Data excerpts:
**********

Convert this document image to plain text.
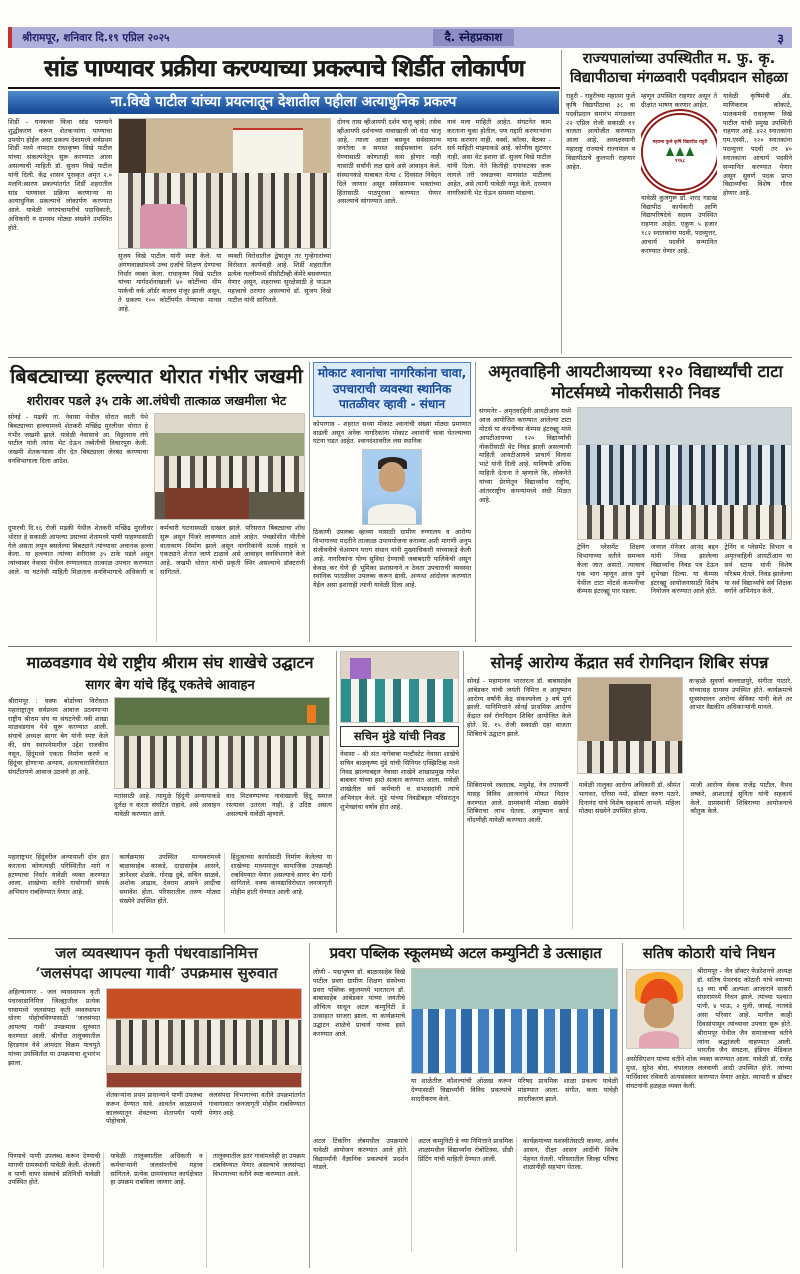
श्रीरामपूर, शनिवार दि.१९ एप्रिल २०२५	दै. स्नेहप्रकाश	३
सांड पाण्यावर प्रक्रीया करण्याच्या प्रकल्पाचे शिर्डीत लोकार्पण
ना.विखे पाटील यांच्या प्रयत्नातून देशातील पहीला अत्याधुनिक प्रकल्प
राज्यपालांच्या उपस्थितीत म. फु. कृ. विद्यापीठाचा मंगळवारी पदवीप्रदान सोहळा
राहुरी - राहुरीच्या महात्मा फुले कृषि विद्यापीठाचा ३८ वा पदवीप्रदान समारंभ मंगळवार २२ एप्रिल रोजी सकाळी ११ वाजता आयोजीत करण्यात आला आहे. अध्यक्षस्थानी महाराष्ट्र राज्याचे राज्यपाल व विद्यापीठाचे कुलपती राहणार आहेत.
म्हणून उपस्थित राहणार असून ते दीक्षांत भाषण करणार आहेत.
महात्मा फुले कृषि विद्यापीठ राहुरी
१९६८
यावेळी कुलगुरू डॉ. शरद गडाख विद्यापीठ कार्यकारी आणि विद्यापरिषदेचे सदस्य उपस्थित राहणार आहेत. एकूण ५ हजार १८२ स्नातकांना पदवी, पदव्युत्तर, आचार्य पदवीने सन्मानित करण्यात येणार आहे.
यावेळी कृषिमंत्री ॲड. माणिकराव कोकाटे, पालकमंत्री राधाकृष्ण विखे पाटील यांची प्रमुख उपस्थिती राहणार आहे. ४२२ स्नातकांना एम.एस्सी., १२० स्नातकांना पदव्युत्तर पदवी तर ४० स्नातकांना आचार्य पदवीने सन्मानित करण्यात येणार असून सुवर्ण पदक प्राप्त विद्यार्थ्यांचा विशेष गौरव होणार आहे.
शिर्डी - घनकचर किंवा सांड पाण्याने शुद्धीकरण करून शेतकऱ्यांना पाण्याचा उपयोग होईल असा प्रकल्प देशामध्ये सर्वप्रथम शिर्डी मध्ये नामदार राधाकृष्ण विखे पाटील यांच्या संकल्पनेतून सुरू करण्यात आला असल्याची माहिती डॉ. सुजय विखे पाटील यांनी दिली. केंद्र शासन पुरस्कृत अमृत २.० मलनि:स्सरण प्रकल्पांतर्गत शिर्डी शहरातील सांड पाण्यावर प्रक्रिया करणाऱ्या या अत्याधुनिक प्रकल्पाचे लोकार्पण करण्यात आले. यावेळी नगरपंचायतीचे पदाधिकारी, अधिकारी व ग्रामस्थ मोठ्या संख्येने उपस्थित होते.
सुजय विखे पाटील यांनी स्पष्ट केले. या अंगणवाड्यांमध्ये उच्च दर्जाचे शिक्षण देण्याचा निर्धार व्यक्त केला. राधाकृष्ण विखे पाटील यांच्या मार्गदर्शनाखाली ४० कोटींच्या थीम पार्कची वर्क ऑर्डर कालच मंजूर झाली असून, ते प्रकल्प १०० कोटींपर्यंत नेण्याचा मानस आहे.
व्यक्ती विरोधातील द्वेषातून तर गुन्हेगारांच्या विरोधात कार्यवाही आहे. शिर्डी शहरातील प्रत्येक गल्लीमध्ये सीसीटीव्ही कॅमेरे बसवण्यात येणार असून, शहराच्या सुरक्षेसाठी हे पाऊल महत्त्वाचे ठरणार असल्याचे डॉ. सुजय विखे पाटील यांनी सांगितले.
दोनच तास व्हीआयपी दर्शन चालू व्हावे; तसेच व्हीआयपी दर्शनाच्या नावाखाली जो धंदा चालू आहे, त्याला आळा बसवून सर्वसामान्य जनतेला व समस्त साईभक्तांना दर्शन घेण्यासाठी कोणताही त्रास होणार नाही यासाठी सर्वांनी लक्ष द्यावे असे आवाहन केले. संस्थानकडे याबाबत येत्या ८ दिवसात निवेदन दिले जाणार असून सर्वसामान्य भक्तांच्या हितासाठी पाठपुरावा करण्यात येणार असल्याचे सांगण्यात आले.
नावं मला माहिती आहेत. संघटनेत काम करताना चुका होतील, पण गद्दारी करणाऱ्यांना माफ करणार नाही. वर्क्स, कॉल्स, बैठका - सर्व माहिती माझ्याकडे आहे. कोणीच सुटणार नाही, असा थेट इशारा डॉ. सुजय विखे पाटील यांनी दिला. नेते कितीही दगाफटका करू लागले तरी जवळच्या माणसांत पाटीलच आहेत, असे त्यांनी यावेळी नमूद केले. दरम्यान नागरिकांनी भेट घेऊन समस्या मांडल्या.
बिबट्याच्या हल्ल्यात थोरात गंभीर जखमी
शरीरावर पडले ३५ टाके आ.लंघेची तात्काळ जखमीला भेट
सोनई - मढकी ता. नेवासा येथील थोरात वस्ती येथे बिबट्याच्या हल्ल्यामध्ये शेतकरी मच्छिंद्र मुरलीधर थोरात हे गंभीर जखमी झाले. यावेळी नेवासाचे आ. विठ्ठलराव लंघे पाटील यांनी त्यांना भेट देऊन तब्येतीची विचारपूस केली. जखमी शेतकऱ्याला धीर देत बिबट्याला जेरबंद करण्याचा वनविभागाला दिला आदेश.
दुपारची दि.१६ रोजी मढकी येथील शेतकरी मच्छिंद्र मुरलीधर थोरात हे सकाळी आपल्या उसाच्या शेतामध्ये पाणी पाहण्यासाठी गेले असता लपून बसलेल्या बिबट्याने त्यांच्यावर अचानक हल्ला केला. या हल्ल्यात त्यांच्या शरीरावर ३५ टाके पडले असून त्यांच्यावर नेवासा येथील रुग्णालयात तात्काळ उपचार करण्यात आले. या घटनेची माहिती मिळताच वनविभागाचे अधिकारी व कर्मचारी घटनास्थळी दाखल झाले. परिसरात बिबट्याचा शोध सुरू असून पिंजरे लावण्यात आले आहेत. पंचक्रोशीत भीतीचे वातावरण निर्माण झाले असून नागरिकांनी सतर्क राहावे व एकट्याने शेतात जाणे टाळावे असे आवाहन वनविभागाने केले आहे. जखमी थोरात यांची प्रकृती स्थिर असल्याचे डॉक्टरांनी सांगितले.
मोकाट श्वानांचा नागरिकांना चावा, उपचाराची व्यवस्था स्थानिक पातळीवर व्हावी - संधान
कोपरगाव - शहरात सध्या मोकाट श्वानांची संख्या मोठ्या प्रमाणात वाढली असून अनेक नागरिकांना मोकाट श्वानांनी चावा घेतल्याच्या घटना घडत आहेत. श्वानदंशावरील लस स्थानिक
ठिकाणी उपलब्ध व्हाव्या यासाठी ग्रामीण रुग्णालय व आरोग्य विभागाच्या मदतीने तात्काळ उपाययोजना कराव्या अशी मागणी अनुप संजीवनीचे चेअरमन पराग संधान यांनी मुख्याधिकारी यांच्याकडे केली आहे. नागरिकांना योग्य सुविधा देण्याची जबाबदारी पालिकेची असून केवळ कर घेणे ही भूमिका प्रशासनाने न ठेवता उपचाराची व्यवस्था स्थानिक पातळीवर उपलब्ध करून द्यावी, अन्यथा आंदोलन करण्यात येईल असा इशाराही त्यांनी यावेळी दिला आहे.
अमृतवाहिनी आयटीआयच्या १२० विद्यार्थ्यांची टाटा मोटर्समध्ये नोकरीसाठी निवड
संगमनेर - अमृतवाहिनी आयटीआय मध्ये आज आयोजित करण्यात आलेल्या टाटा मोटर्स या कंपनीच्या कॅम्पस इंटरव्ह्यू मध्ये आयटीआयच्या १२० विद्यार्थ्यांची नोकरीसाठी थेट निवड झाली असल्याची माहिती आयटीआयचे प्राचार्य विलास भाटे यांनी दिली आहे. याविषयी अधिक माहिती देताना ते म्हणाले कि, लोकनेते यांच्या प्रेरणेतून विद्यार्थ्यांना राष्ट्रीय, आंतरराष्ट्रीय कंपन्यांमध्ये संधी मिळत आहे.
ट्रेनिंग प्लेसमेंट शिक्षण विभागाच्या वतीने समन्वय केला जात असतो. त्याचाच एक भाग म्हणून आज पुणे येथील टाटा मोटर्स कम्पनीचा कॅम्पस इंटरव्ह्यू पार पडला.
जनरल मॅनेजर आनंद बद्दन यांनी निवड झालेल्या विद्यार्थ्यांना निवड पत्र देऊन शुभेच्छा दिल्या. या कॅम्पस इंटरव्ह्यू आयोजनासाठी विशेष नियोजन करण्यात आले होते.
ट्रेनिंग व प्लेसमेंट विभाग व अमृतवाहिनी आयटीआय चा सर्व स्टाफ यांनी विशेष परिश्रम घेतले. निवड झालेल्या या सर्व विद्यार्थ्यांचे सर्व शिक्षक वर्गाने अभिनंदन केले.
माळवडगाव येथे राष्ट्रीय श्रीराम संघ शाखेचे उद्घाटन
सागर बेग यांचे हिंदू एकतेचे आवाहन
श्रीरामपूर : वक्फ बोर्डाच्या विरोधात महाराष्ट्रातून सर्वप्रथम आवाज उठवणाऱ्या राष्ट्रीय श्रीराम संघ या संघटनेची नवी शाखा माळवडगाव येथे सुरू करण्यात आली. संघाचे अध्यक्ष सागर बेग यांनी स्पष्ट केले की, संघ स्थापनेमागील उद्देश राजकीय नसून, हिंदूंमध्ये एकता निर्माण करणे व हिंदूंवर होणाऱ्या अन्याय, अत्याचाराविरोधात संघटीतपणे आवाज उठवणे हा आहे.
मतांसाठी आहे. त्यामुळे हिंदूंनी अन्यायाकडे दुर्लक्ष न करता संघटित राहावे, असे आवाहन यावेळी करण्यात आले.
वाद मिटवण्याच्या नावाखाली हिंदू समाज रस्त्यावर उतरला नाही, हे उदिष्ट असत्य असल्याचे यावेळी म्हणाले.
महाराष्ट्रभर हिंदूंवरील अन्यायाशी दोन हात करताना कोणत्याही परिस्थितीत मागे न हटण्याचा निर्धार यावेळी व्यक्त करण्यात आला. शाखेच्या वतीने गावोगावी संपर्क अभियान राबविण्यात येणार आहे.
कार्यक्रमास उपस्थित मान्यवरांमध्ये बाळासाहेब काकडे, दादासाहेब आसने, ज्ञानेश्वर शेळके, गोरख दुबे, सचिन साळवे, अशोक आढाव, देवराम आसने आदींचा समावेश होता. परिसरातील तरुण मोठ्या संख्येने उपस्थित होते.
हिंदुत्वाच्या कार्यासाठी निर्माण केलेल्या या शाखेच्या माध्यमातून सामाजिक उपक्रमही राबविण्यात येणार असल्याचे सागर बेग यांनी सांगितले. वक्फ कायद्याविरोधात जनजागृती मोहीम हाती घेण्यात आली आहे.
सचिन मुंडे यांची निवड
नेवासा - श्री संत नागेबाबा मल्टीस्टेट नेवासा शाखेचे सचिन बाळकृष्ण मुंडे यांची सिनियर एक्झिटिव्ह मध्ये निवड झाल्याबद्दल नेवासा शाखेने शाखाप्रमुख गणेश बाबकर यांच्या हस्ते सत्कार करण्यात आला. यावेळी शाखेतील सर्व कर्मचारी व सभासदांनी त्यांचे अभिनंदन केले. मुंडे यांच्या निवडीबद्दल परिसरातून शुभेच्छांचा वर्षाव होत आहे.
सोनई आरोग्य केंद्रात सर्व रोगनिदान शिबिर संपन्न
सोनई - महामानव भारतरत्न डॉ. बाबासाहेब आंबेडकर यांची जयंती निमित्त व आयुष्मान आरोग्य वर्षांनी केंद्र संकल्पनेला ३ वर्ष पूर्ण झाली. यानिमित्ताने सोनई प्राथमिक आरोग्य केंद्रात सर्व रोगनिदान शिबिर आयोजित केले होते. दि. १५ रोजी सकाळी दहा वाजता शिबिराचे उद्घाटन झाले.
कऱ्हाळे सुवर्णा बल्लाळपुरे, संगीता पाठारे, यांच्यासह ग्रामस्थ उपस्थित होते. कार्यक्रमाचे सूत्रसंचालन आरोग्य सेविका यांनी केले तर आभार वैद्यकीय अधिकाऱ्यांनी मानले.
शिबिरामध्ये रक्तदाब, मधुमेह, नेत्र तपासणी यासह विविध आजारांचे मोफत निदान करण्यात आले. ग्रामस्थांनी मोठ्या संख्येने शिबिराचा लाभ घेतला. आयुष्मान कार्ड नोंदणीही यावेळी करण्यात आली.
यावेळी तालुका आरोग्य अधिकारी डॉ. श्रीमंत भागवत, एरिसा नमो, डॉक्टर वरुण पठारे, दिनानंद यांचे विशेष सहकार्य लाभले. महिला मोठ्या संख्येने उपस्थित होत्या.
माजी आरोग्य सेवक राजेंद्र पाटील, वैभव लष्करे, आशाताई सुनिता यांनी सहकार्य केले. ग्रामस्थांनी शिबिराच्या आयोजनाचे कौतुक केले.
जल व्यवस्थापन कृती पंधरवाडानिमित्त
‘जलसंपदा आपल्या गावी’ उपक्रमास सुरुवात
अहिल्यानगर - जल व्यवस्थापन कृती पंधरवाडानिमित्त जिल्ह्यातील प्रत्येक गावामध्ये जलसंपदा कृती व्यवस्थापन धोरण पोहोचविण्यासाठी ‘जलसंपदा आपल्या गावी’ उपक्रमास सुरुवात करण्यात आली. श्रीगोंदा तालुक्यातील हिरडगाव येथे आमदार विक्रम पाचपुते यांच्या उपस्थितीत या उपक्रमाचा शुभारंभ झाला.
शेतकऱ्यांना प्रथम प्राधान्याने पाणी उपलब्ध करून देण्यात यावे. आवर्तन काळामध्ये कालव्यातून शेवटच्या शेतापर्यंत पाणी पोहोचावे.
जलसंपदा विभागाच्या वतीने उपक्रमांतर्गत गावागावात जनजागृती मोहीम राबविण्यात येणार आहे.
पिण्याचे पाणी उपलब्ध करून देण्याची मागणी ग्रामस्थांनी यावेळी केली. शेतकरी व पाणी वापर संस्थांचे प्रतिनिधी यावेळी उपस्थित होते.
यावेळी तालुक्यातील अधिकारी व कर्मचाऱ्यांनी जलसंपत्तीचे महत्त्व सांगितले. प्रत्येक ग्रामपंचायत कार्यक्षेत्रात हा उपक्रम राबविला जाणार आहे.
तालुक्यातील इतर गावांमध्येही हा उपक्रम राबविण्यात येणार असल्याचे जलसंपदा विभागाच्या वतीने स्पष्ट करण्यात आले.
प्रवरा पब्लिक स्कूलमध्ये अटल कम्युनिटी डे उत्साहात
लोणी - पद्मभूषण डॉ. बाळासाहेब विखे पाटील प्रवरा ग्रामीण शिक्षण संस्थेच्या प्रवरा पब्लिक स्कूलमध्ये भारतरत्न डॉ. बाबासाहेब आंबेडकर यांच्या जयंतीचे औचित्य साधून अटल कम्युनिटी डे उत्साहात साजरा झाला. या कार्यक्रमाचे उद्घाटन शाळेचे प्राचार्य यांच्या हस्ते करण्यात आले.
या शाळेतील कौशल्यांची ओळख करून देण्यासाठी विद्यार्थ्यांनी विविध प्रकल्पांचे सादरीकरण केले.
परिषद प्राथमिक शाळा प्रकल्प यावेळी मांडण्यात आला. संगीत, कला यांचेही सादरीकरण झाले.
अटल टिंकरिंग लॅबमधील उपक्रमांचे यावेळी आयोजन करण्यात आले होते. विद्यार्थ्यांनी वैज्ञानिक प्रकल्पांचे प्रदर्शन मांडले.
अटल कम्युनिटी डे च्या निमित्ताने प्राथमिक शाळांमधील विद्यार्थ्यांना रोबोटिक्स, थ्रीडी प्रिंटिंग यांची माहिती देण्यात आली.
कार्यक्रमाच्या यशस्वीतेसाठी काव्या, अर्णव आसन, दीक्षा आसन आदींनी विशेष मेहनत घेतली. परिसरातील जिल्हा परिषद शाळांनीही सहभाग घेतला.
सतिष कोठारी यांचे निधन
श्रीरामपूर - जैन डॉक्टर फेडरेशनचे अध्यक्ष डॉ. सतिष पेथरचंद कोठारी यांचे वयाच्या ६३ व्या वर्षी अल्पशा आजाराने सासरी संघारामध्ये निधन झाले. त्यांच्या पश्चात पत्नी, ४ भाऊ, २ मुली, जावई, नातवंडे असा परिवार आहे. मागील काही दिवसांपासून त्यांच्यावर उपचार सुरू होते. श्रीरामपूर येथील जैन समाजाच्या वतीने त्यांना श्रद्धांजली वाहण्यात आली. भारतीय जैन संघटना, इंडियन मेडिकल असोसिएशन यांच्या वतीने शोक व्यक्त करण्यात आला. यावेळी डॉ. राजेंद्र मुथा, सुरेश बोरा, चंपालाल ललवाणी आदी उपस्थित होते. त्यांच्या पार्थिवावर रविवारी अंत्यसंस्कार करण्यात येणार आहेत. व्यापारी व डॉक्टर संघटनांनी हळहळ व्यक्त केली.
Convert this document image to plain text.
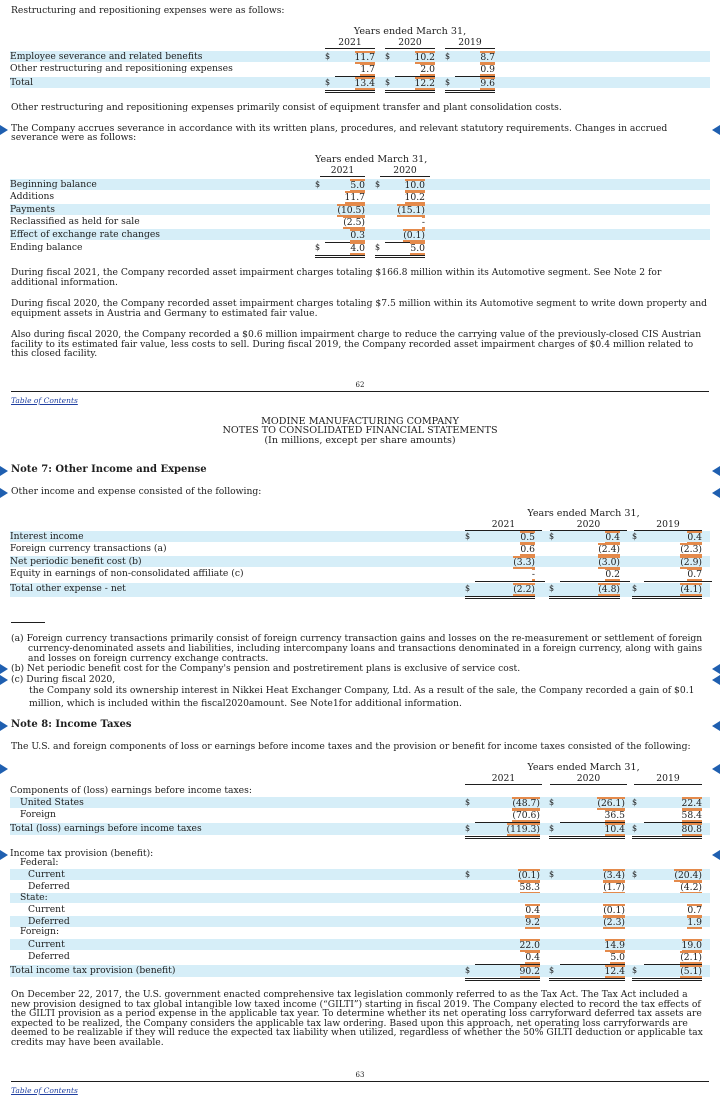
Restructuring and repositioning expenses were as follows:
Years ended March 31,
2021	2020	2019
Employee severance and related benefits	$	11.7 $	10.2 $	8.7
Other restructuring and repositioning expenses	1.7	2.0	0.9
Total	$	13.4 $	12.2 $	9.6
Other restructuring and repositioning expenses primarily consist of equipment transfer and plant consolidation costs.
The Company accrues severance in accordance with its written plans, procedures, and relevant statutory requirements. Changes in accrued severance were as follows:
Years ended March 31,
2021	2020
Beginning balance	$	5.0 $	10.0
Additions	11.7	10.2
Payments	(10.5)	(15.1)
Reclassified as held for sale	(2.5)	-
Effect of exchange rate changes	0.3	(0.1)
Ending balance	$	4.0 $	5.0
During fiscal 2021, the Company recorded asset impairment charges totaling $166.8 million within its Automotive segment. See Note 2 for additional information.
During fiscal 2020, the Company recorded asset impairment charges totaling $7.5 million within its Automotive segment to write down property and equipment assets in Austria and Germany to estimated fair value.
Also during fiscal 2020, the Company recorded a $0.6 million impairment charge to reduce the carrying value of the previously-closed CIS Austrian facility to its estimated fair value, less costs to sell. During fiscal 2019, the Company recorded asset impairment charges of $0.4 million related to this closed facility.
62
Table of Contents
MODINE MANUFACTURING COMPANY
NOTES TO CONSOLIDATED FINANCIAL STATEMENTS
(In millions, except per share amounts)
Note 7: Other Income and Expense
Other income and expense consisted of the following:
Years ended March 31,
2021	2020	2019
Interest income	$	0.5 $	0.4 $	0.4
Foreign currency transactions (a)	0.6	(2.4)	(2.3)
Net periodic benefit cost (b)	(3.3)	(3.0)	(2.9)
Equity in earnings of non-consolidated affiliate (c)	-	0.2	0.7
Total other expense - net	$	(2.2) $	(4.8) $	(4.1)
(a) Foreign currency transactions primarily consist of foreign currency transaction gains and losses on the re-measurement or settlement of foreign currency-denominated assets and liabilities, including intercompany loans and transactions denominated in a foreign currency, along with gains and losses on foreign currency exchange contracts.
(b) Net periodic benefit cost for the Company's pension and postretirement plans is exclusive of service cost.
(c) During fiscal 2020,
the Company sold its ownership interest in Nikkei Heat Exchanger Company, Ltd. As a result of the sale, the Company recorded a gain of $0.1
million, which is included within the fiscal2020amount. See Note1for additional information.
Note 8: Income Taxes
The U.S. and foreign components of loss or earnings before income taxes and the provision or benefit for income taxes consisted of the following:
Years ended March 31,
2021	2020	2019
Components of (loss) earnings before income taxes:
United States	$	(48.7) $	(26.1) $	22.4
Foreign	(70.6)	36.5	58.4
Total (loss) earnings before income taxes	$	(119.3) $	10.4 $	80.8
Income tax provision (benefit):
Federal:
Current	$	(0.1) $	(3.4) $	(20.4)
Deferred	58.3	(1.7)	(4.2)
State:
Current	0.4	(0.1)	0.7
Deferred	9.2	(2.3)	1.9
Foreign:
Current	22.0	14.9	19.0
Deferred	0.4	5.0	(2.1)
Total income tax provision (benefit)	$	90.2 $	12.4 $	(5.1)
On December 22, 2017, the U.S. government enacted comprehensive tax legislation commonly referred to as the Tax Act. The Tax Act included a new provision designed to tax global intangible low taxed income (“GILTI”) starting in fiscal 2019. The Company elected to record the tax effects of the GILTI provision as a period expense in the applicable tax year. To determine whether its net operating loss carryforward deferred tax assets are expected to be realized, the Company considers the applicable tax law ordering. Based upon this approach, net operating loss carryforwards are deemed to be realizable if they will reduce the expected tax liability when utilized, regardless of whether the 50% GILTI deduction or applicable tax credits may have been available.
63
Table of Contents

**********

Copy out every line in the entries above that holds "fair".

During fiscal 2020, the Company recorded asset impairment charges totaling $7.5 million within its Automotive segment to write down property and equipment assets in Austria and Germany to estimated fair value.
Also during fiscal 2020, the Company recorded a $0.6 million impairment charge to reduce the carrying value of the previously-closed CIS Austrian facility to its estimated fair value, less costs to sell. During fiscal 2019, the Company recorded asset impairment charges of $0.4 million related to this closed facility.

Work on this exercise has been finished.